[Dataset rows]
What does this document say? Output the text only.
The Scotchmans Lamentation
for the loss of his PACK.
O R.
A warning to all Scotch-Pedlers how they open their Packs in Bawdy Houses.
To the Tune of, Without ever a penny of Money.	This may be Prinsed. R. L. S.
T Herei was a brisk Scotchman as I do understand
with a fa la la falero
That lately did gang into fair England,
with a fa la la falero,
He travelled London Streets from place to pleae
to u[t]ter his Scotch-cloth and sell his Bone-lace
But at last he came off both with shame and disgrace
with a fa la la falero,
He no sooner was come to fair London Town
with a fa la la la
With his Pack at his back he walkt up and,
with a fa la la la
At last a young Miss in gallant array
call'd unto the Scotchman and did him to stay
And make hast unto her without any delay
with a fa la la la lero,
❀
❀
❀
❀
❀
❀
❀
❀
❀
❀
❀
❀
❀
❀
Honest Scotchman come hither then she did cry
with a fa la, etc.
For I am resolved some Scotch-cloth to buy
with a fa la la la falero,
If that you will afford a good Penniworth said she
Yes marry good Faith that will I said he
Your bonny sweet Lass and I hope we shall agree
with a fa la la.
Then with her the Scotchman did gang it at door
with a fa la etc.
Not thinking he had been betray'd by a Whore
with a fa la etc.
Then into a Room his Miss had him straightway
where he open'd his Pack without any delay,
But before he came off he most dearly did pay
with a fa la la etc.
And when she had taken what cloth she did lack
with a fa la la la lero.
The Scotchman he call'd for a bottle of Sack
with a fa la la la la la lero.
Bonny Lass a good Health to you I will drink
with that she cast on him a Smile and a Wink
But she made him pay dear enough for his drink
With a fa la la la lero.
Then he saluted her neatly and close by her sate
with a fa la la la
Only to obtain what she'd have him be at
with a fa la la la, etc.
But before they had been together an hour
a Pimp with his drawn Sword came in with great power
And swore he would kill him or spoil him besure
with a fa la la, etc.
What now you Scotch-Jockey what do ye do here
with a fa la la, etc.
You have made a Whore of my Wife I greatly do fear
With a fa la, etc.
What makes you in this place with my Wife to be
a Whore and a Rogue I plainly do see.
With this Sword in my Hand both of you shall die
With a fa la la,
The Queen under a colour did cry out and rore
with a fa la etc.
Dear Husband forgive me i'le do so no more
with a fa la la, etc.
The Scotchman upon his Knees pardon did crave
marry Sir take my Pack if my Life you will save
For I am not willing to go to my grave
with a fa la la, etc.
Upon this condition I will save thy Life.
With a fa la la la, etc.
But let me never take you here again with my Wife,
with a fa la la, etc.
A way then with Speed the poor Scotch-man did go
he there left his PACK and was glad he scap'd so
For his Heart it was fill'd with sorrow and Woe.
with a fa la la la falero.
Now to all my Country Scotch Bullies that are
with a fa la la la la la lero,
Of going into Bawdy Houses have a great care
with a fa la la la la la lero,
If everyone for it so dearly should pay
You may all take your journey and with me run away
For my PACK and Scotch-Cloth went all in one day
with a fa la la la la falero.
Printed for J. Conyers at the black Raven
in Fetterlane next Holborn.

Your goal
Quote each line of the listing above exactly.

Output of the task
What does this document say? Output the text only.
The Scotchmans Lamentation
for the loss of his PACK.
O R.
A warning to all Scotch-Pedlers how they open their Packs in Bawdy Houses.
To the Tune of, Without ever a penny of Money.	This may be Prinsed. R. L. S.
T Herei was a brisk Scotchman as I do understand
with a fa la la falero
That lately did gang into fair England,
with a fa la la falero,
He travelled London Streets from place to pleae
to u[t]ter his Scotch-cloth and sell his Bone-lace
But at last he came off both with shame and disgrace
with a fa la la falero,
He no sooner was come to fair London Town
with a fa la la la
With his Pack at his back he walkt up and,
with a fa la la la
At last a young Miss in gallant array
call'd unto the Scotchman and did him to stay
And make hast unto her without any delay
with a fa la la la lero,
❀
❀
❀
❀
❀
❀
❀
❀
❀
❀
❀
❀
❀
❀
Honest Scotchman come hither then she did cry
with a fa la, etc.
For I am resolved some Scotch-cloth to buy
with a fa la la la falero,
If that you will afford a good Penniworth said she
Yes marry good Faith that will I said he
Your bonny sweet Lass and I hope we shall agree
with a fa la la.
Then with her the Scotchman did gang it at door
with a fa la etc.
Not thinking he had been betray'd by a Whore
with a fa la etc.
Then into a Room his Miss had him straightway
where he open'd his Pack without any delay,
But before he came off he most dearly did pay
with a fa la la etc.
And when she had taken what cloth she did lack
with a fa la la la lero.
The Scotchman he call'd for a bottle of Sack
with a fa la la la la la lero.
Bonny Lass a good Health to you I will drink
with that she cast on him a Smile and a Wink
But she made him pay dear enough for his drink
With a fa la la la lero.
Then he saluted her neatly and close by her sate
with a fa la la la
Only to obtain what she'd have him be at
with a fa la la la, etc.
But before they had been together an hour
a Pimp with his drawn Sword came in with great power
And swore he would kill him or spoil him besure
with a fa la la, etc.
What now you Scotch-Jockey what do ye do here
with a fa la la, etc.
You have made a Whore of my Wife I greatly do fear
With a fa la, etc.
What makes you in this place with my Wife to be
a Whore and a Rogue I plainly do see.
With this Sword in my Hand both of you shall die
With a fa la la,
The Queen under a colour did cry out and rore
with a fa la etc.
Dear Husband forgive me i'le do so no more
with a fa la la, etc.
The Scotchman upon his Knees pardon did crave
marry Sir take my Pack if my Life you will save
For I am not willing to go to my grave
with a fa la la, etc.
Upon this condition I will save thy Life.
With a fa la la la, etc.
But let me never take you here again with my Wife,
with a fa la la, etc.
A way then with Speed the poor Scotch-man did go
he there left his PACK and was glad he scap'd so
For his Heart it was fill'd with sorrow and Woe.
with a fa la la la falero.
Now to all my Country Scotch Bullies that are
with a fa la la la la la lero,
Of going into Bawdy Houses have a great care
with a fa la la la la la lero,
If everyone for it so dearly should pay
You may all take your journey and with me run away
For my PACK and Scotch-Cloth went all in one day
with a fa la la la la falero.
Printed for J. Conyers at the black Raven
in Fetterlane next Holborn.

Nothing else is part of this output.